Task to complete. Can you pull out each line of the data below that includes the word "Федерации"?

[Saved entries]
* START *

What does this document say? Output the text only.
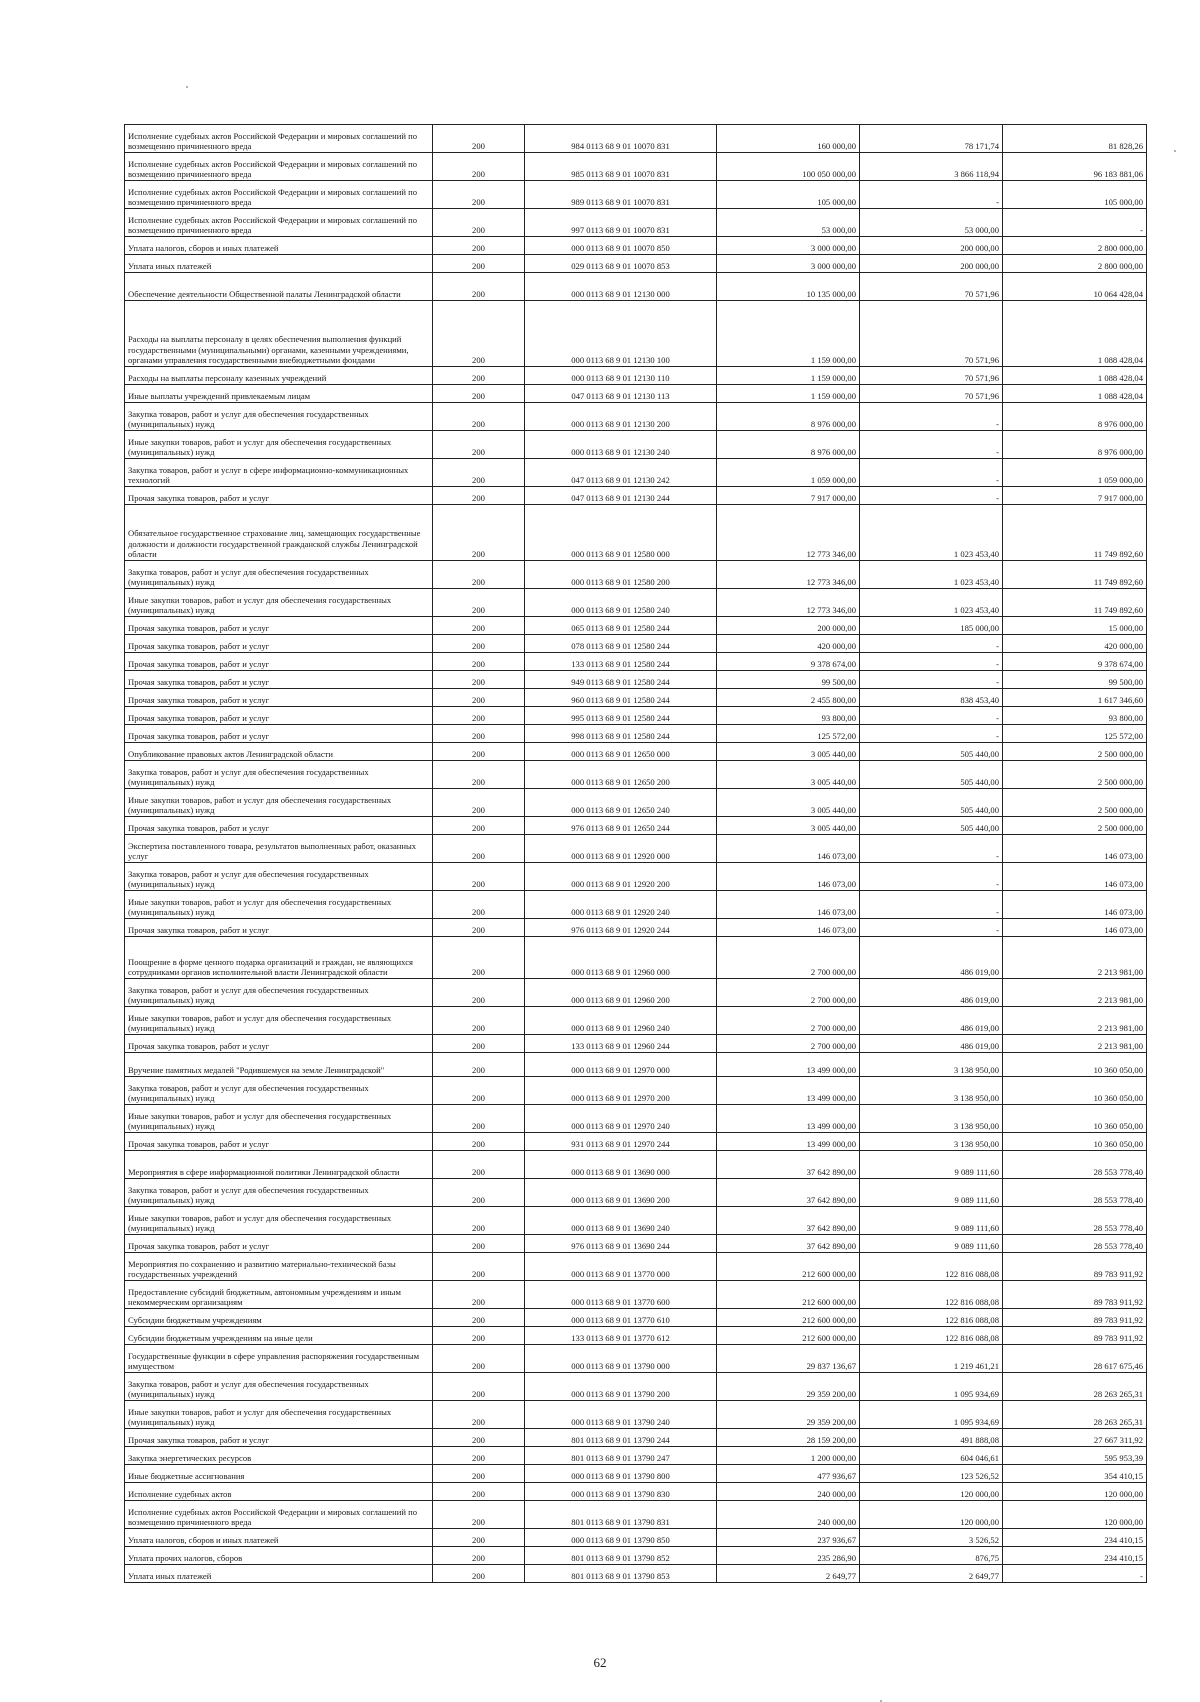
Исполнение судебных актов Российской Федерации и мировых соглашений по возмещению причиненного вреда	200	984 0113 68 9 01 10070 831	160 000,00	78 171,74	81 828,26
Исполнение судебных актов Российской Федерации и мировых соглашений по возмещению причиненного вреда	200	985 0113 68 9 01 10070 831	100 050 000,00	3 866 118,94	96 183 881,06
Исполнение судебных актов Российской Федерации и мировых соглашений по возмещению причиненного вреда	200	989 0113 68 9 01 10070 831	105 000,00	-	105 000,00
Исполнение судебных актов Российской Федерации и мировых соглашений по возмещению причиненного вреда	200	997 0113 68 9 01 10070 831	53 000,00	53 000,00	-
Уплата налогов, сборов и иных платежей	200	000 0113 68 9 01 10070 850	3 000 000,00	200 000,00	2 800 000,00
Уплата иных платежей	200	029 0113 68 9 01 10070 853	3 000 000,00	200 000,00	2 800 000,00
Обеспечение деятельности Общественной палаты Ленинградской области	200	000 0113 68 9 01 12130 000	10 135 000,00	70 571,96	10 064 428,04
Расходы на выплаты персоналу в целях обеспечения выполнения функций государственными (муниципальными) органами, казенными учреждениями, органами управления государственными внебюджетными фондами	200	000 0113 68 9 01 12130 100	1 159 000,00	70 571,96	1 088 428,04
Расходы на выплаты персоналу казенных учреждений	200	000 0113 68 9 01 12130 110	1 159 000,00	70 571,96	1 088 428,04
Иные выплаты учреждений привлекаемым лицам	200	047 0113 68 9 01 12130 113	1 159 000,00	70 571,96	1 088 428,04
Закупка товаров, работ и услуг для обеспечения государственных (муниципальных) нужд	200	000 0113 68 9 01 12130 200	8 976 000,00	-	8 976 000,00
Иные закупки товаров, работ и услуг для обеспечения государственных (муниципальных) нужд	200	000 0113 68 9 01 12130 240	8 976 000,00	-	8 976 000,00
Закупка товаров, работ и услуг в сфере информационно-коммуникационных технологий	200	047 0113 68 9 01 12130 242	1 059 000,00	-	1 059 000,00
Прочая закупка товаров, работ и услуг	200	047 0113 68 9 01 12130 244	7 917 000,00	-	7 917 000,00
Обязательное государственное страхование лиц, замещающих государственные должности и должности государственной гражданской службы Ленинградской области	200	000 0113 68 9 01 12580 000	12 773 346,00	1 023 453,40	11 749 892,60
Закупка товаров, работ и услуг для обеспечения государственных (муниципальных) нужд	200	000 0113 68 9 01 12580 200	12 773 346,00	1 023 453,40	11 749 892,60
Иные закупки товаров, работ и услуг для обеспечения государственных (муниципальных) нужд	200	000 0113 68 9 01 12580 240	12 773 346,00	1 023 453,40	11 749 892,60
Прочая закупка товаров, работ и услуг	200	065 0113 68 9 01 12580 244	200 000,00	185 000,00	15 000,00
Прочая закупка товаров, работ и услуг	200	078 0113 68 9 01 12580 244	420 000,00	-	420 000,00
Прочая закупка товаров, работ и услуг	200	133 0113 68 9 01 12580 244	9 378 674,00	-	9 378 674,00
Прочая закупка товаров, работ и услуг	200	949 0113 68 9 01 12580 244	99 500,00	-	99 500,00
Прочая закупка товаров, работ и услуг	200	960 0113 68 9 01 12580 244	2 455 800,00	838 453,40	1 617 346,60
Прочая закупка товаров, работ и услуг	200	995 0113 68 9 01 12580 244	93 800,00	-	93 800,00
Прочая закупка товаров, работ и услуг	200	998 0113 68 9 01 12580 244	125 572,00	-	125 572,00
Опубликование правовых актов Ленинградской области	200	000 0113 68 9 01 12650 000	3 005 440,00	505 440,00	2 500 000,00
Закупка товаров, работ и услуг для обеспечения государственных (муниципальных) нужд	200	000 0113 68 9 01 12650 200	3 005 440,00	505 440,00	2 500 000,00
Иные закупки товаров, работ и услуг для обеспечения государственных (муниципальных) нужд	200	000 0113 68 9 01 12650 240	3 005 440,00	505 440,00	2 500 000,00
Прочая закупка товаров, работ и услуг	200	976 0113 68 9 01 12650 244	3 005 440,00	505 440,00	2 500 000,00
Экспертиза поставленного товара, результатов выполненных работ, оказанных услуг	200	000 0113 68 9 01 12920 000	146 073,00	-	146 073,00
Закупка товаров, работ и услуг для обеспечения государственных (муниципальных) нужд	200	000 0113 68 9 01 12920 200	146 073,00	-	146 073,00
Иные закупки товаров, работ и услуг для обеспечения государственных (муниципальных) нужд	200	000 0113 68 9 01 12920 240	146 073,00	-	146 073,00
Прочая закупка товаров, работ и услуг	200	976 0113 68 9 01 12920 244	146 073,00	-	146 073,00
Поощрение в форме ценного подарка организаций и граждан, не являющихся сотрудниками органов исполнительной власти Ленинградской области	200	000 0113 68 9 01 12960 000	2 700 000,00	486 019,00	2 213 981,00
Закупка товаров, работ и услуг для обеспечения государственных (муниципальных) нужд	200	000 0113 68 9 01 12960 200	2 700 000,00	486 019,00	2 213 981,00
Иные закупки товаров, работ и услуг для обеспечения государственных (муниципальных) нужд	200	000 0113 68 9 01 12960 240	2 700 000,00	486 019,00	2 213 981,00
Прочая закупка товаров, работ и услуг	200	133 0113 68 9 01 12960 244	2 700 000,00	486 019,00	2 213 981,00
Вручение памятных медалей "Родившемуся на земле Ленинградской"	200	000 0113 68 9 01 12970 000	13 499 000,00	3 138 950,00	10 360 050,00
Закупка товаров, работ и услуг для обеспечения государственных (муниципальных) нужд	200	000 0113 68 9 01 12970 200	13 499 000,00	3 138 950,00	10 360 050,00
Иные закупки товаров, работ и услуг для обеспечения государственных (муниципальных) нужд	200	000 0113 68 9 01 12970 240	13 499 000,00	3 138 950,00	10 360 050,00
Прочая закупка товаров, работ и услуг	200	931 0113 68 9 01 12970 244	13 499 000,00	3 138 950,00	10 360 050,00
Мероприятия в сфере информационной политики Ленинградской области	200	000 0113 68 9 01 13690 000	37 642 890,00	9 089 111,60	28 553 778,40
Закупка товаров, работ и услуг для обеспечения государственных (муниципальных) нужд	200	000 0113 68 9 01 13690 200	37 642 890,00	9 089 111,60	28 553 778,40
Иные закупки товаров, работ и услуг для обеспечения государственных (муниципальных) нужд	200	000 0113 68 9 01 13690 240	37 642 890,00	9 089 111,60	28 553 778,40
Прочая закупка товаров, работ и услуг	200	976 0113 68 9 01 13690 244	37 642 890,00	9 089 111,60	28 553 778,40
Мероприятия по сохранению и развитию материально-технической базы государственных учреждений	200	000 0113 68 9 01 13770 000	212 600 000,00	122 816 088,08	89 783 911,92
Предоставление субсидий бюджетным, автономным учреждениям и иным некоммерческим организациям	200	000 0113 68 9 01 13770 600	212 600 000,00	122 816 088,08	89 783 911,92
Субсидии бюджетным учреждениям	200	000 0113 68 9 01 13770 610	212 600 000,00	122 816 088,08	89 783 911,92
Субсидии бюджетным учреждениям на иные цели	200	133 0113 68 9 01 13770 612	212 600 000,00	122 816 088,08	89 783 911,92
Государственные функции в сфере управления распоряжения государственным имуществом	200	000 0113 68 9 01 13790 000	29 837 136,67	1 219 461,21	28 617 675,46
Закупка товаров, работ и услуг для обеспечения государственных (муниципальных) нужд	200	000 0113 68 9 01 13790 200	29 359 200,00	1 095 934,69	28 263 265,31
Иные закупки товаров, работ и услуг для обеспечения государственных (муниципальных) нужд	200	000 0113 68 9 01 13790 240	29 359 200,00	1 095 934,69	28 263 265,31
Прочая закупка товаров, работ и услуг	200	801 0113 68 9 01 13790 244	28 159 200,00	491 888,08	27 667 311,92
Закупка энергетических ресурсов	200	801 0113 68 9 01 13790 247	1 200 000,00	604 046,61	595 953,39
Иные бюджетные ассигнования	200	000 0113 68 9 01 13790 800	477 936,67	123 526,52	354 410,15
Исполнение судебных актов	200	000 0113 68 9 01 13790 830	240 000,00	120 000,00	120 000,00
Исполнение судебных актов Российской Федерации и мировых соглашений по возмещению причиненного вреда	200	801 0113 68 9 01 13790 831	240 000,00	120 000,00	120 000,00
Уплата налогов, сборов и иных платежей	200	000 0113 68 9 01 13790 850	237 936,67	3 526,52	234 410,15
Уплата прочих налогов, сборов	200	801 0113 68 9 01 13790 852	235 286,90	876,75	234 410,15
Уплата иных платежей	200	801 0113 68 9 01 13790 853	2 649,77	2 649,77	-
62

* END *

Solution for this task.
Исполнение судебных актов Российской Федерации и мировых соглашений по возмещению причиненного вреда	200	984 0113 68 9 01 10070 831	160 000,00	78 171,74	81 828,26
Исполнение судебных актов Российской Федерации и мировых соглашений по возмещению причиненного вреда	200	985 0113 68 9 01 10070 831	100 050 000,00	3 866 118,94	96 183 881,06
Исполнение судебных актов Российской Федерации и мировых соглашений по возмещению причиненного вреда	200	989 0113 68 9 01 10070 831	105 000,00	-	105 000,00
Исполнение судебных актов Российской Федерации и мировых соглашений по возмещению причиненного вреда	200	997 0113 68 9 01 10070 831	53 000,00	53 000,00	-
Исполнение судебных актов Российской Федерации и мировых соглашений по возмещению причиненного вреда	200	801 0113 68 9 01 13790 831	240 000,00	120 000,00	120 000,00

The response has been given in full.